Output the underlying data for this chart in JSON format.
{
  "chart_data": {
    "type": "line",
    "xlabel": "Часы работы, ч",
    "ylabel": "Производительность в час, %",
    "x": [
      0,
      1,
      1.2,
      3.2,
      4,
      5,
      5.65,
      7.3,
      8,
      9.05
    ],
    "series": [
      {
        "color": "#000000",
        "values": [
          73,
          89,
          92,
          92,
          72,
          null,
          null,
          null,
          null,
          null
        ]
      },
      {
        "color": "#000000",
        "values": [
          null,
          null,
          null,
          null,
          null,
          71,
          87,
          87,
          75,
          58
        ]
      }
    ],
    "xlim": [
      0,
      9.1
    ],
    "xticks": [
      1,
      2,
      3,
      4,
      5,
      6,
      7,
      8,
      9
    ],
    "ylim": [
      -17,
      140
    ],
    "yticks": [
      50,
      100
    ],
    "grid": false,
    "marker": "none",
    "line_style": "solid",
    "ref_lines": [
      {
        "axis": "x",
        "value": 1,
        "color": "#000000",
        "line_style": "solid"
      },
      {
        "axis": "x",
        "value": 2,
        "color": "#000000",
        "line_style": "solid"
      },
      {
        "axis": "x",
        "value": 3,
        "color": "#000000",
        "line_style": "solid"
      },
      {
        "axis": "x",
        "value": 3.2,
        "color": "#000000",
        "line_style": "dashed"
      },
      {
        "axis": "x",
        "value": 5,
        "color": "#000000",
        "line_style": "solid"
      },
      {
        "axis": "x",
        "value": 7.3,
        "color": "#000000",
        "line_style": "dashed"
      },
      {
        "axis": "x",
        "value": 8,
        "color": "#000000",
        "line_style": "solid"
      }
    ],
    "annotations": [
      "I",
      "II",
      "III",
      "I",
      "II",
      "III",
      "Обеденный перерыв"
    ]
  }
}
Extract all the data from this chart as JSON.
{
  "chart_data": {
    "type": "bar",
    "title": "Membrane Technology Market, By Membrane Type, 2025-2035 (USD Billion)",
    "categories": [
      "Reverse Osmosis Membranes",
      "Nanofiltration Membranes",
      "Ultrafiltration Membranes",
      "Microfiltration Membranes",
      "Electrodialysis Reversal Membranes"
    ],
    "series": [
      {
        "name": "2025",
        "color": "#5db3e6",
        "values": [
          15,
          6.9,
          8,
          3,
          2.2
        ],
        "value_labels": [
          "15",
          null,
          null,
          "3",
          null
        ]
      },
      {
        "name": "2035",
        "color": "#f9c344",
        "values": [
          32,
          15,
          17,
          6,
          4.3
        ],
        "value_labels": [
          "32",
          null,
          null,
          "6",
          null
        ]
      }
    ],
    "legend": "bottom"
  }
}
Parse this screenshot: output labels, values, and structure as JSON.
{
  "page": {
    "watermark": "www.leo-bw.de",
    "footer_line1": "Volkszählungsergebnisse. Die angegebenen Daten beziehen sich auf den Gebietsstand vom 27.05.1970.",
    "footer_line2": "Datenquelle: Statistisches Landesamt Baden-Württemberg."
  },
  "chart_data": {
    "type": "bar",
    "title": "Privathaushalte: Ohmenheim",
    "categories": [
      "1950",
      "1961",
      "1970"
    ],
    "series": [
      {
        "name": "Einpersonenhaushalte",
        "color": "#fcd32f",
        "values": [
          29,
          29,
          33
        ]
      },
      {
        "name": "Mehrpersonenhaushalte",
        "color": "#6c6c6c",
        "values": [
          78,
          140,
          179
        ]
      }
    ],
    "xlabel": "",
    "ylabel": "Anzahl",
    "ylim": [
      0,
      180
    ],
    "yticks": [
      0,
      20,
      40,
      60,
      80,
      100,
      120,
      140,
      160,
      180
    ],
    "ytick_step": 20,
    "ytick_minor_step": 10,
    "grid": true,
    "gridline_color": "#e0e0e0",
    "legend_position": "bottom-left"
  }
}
• • • • • • •
Count how many lines hold the string "JSON" and give that number alone.

Complete answer → 3